TASK TO CARRY OUT ::
Here are some records; copy every line that holds the word "artist".

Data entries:
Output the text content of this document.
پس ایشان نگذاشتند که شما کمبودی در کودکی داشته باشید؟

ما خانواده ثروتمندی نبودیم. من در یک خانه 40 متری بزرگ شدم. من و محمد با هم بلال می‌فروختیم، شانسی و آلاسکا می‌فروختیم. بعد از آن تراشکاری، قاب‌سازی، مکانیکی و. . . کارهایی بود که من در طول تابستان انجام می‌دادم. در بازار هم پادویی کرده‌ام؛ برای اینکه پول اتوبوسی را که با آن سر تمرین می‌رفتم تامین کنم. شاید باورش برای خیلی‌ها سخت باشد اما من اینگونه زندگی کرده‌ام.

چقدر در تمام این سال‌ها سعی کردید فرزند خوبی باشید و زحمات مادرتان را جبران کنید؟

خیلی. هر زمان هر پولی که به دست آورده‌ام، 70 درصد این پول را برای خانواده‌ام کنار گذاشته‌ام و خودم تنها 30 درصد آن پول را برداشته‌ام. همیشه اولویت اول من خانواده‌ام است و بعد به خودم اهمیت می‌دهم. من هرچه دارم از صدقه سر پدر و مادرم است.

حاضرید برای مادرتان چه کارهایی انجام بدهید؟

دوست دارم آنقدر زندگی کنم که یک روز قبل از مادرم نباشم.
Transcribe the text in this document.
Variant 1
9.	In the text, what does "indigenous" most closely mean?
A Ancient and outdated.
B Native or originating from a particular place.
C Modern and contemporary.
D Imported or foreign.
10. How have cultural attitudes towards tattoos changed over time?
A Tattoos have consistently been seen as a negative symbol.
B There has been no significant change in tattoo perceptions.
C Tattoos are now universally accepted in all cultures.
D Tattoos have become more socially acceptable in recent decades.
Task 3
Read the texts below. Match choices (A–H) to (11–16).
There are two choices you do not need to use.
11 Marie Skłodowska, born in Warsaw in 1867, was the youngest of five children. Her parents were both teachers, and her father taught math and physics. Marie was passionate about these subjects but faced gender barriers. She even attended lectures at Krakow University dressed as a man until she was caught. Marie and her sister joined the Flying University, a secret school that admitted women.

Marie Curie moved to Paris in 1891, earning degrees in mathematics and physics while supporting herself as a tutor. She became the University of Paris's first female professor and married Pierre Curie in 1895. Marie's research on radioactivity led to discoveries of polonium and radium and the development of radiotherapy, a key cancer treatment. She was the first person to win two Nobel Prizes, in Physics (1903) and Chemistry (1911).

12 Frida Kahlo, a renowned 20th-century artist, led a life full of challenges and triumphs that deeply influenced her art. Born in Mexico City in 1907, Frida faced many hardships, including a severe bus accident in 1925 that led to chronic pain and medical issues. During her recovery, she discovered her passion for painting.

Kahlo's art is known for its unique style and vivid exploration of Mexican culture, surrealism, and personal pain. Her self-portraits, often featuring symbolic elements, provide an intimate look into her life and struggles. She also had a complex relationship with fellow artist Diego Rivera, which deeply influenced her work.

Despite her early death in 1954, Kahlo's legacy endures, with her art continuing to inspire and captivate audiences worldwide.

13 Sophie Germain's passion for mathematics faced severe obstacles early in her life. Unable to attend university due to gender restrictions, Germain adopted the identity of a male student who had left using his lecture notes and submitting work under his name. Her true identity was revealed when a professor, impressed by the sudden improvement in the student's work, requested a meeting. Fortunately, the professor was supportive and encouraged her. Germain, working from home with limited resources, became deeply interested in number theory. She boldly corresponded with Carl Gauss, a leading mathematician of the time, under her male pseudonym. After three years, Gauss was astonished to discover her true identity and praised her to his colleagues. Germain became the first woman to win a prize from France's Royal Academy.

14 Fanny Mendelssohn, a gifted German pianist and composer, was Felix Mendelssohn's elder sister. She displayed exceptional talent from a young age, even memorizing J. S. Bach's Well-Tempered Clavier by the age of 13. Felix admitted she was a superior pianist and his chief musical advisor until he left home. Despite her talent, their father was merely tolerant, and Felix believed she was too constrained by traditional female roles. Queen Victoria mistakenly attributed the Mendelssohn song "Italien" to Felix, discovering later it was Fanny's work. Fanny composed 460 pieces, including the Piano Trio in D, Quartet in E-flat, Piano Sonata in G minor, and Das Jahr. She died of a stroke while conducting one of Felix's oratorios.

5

PROBLEM SOLUTION ::
12 Frida Kahlo, a renowned 20th-century artist, led a life full of challenges and triumphs that deeply influenced her art. Born in Mexico City in 1907, Frida faced many hardships, including a severe bus accident in 1925 that led to chronic pain and medical issues. During her recovery, she discovered her passion for painting.
Kahlo's art is known for its unique style and vivid exploration of Mexican culture, surrealism, and personal pain. Her self-portraits, often featuring symbolic elements, provide an intimate look into her life and struggles. She also had a complex relationship with fellow artist Diego Rivera, which deeply influenced her work.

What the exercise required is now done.